- TASK INPUT -
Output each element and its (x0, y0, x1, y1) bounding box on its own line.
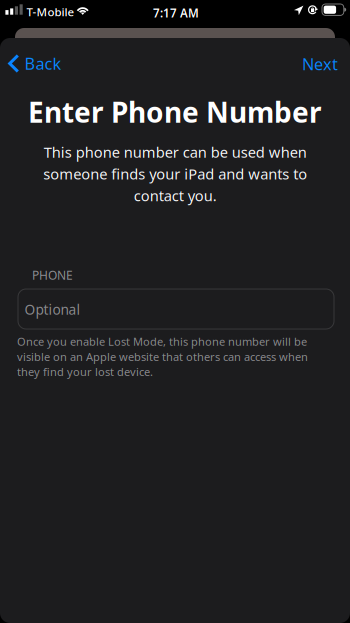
staticText: Once you enable Lost Mode, this phone nu… (17, 334, 308, 379)
staticText: This phone number can be used when someo… (43, 142, 307, 206)
button[interactable]: Next (302, 56, 342, 72)
staticText: Optional (24, 300, 80, 319)
staticText: 7:17 AM (153, 5, 199, 21)
staticText: Enter Phone Number (28, 93, 322, 131)
staticText: Back (24, 52, 61, 75)
staticText: Next (302, 53, 338, 75)
staticText: PHONE (32, 267, 73, 283)
staticText: T-Mobile (26, 4, 74, 20)
button[interactable]: Back (8, 54, 61, 73)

- EXERCISE REQUIREMENTS -
Extract, without alteration, the lines above that run from the start of the records through the line containing "button[interactable]: Next (302, 56, 342, 72)", including both ends, and leave the pictures out of the answer.

- RESULT OF THIS TASK -
Output each element and its (x0, y0, x1, y1) bounding box on its own line.
staticText: Once you enable Lost Mode, this phone nu… (17, 334, 308, 379)
staticText: This phone number can be used when someo… (43, 142, 307, 206)
button[interactable]: Next (302, 56, 342, 72)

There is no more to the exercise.